# THE TASK
In the entries below, filter for the word "groups" and copy every matching line.

# DATA FOR THE TASK
────────────────
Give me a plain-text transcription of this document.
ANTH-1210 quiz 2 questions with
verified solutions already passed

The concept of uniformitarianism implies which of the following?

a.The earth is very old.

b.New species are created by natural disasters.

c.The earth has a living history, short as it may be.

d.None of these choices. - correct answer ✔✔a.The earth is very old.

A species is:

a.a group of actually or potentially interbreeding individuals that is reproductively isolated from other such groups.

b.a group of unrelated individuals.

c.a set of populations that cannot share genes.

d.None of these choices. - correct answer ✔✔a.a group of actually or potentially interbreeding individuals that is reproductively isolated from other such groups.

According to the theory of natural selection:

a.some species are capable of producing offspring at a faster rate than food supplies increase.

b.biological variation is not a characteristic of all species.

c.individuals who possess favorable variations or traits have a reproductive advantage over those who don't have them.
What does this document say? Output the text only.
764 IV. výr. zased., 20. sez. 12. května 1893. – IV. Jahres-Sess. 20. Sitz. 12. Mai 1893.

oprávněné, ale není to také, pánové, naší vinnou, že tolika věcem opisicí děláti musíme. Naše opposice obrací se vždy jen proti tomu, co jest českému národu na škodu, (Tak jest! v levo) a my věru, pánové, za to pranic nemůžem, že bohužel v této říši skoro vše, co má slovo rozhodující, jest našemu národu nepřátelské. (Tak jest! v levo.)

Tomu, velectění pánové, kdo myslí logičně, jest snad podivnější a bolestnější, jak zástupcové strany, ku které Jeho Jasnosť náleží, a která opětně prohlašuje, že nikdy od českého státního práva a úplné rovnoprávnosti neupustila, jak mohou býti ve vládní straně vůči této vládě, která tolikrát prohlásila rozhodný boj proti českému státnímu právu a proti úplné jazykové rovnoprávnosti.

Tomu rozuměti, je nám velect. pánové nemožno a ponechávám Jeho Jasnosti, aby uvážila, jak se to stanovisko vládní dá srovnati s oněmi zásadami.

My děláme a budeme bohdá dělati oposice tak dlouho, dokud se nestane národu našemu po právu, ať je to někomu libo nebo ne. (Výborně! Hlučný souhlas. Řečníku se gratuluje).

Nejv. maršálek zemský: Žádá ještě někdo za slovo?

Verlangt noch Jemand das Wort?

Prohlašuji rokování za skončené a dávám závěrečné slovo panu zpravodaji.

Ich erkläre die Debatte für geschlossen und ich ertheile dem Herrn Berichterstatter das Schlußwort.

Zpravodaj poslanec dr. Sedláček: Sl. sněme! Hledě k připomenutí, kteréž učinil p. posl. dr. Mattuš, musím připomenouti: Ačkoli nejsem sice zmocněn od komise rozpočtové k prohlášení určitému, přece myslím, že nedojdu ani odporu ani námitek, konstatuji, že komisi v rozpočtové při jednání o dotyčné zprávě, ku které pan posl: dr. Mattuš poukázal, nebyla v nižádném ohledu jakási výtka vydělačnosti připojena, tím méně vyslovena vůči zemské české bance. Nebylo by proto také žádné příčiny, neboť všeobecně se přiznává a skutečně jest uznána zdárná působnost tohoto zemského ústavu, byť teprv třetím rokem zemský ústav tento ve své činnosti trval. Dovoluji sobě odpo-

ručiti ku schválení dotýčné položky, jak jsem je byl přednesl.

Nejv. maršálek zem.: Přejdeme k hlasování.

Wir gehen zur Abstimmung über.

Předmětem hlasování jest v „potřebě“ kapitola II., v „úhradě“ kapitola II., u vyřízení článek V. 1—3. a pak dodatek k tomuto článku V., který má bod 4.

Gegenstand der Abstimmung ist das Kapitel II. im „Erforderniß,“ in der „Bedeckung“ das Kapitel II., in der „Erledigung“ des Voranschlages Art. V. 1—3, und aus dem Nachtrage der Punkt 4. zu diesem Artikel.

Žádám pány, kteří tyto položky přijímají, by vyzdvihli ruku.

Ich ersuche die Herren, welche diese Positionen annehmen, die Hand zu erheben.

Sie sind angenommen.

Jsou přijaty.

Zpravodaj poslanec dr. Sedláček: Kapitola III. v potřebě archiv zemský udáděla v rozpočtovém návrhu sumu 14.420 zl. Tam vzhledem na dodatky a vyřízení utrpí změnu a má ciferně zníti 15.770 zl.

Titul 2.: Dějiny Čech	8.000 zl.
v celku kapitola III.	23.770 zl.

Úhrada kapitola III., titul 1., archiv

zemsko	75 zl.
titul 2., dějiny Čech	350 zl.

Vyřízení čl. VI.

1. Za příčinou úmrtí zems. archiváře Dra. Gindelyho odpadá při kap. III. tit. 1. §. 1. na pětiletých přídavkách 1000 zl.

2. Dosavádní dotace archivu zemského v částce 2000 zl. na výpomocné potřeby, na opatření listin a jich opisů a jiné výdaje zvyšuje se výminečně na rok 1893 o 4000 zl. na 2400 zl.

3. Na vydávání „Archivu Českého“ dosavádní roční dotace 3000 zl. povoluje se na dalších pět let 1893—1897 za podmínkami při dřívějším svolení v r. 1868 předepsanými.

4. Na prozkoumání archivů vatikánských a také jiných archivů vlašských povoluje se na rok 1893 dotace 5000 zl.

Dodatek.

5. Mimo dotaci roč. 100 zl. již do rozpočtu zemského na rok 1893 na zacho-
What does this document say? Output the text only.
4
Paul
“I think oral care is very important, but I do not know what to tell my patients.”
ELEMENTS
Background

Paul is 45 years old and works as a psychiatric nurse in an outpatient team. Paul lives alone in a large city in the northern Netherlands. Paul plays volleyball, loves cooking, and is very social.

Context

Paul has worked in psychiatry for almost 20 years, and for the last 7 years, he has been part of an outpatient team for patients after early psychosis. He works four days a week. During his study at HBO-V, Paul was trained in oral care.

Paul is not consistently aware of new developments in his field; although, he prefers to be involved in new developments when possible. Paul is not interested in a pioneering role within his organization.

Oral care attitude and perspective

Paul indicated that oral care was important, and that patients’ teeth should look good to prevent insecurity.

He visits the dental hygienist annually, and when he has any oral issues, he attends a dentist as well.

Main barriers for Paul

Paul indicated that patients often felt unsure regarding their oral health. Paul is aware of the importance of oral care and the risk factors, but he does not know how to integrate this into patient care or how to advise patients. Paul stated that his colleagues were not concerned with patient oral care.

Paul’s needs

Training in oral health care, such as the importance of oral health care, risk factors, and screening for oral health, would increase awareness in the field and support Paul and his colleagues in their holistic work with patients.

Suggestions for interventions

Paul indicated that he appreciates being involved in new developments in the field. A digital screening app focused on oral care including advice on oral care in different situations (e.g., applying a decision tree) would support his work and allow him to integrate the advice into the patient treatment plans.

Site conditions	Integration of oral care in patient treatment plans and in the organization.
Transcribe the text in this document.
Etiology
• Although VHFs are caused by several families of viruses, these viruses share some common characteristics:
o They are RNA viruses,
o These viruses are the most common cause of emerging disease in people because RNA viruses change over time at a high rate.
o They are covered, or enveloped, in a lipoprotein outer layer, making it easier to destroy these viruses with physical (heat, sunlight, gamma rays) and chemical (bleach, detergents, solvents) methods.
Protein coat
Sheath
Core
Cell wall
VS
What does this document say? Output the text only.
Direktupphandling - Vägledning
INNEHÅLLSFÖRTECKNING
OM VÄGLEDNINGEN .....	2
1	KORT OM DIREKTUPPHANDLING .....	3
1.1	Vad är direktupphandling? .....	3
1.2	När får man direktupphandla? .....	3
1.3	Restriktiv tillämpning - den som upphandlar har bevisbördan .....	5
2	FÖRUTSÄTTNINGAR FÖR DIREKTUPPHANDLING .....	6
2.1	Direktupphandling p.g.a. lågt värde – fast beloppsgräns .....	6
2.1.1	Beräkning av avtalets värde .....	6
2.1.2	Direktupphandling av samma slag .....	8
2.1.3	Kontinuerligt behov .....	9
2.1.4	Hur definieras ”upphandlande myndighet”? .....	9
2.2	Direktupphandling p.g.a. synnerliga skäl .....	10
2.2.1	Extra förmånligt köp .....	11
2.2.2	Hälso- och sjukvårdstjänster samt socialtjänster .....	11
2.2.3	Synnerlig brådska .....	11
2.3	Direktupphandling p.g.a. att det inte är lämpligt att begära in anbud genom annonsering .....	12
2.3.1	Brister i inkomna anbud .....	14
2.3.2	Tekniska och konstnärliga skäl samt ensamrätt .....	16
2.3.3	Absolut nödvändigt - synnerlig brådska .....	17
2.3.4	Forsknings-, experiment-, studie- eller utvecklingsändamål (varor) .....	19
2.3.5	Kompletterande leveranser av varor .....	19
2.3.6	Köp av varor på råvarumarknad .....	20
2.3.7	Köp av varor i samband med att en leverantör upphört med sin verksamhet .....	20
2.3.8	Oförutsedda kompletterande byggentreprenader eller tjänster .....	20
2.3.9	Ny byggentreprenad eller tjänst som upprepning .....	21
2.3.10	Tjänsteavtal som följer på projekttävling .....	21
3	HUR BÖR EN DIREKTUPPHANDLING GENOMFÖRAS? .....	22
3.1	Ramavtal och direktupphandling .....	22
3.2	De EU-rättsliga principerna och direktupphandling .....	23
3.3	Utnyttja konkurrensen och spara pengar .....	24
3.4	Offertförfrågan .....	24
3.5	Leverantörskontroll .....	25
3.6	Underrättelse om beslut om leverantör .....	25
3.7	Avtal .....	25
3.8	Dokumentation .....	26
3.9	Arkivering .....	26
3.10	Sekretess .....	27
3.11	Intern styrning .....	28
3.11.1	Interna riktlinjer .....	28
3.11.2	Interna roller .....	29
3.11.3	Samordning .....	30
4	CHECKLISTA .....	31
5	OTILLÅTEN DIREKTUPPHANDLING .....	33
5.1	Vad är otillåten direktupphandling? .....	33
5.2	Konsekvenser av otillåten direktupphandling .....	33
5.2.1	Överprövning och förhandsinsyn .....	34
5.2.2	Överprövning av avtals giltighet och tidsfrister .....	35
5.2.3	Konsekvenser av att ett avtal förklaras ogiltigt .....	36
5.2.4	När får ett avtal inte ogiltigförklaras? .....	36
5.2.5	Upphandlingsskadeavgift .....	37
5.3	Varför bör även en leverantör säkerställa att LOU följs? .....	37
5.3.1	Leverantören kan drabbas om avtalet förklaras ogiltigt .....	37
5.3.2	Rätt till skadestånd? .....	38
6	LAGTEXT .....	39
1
────────────────
# FINAL ANSWER
a.a group of actually or potentially interbreeding individuals that is reproductively isolated from other such groups.
d.None of these choices. - correct answer ✔✔a.a group of actually or potentially interbreeding individuals that is reproductively isolated from other such groups.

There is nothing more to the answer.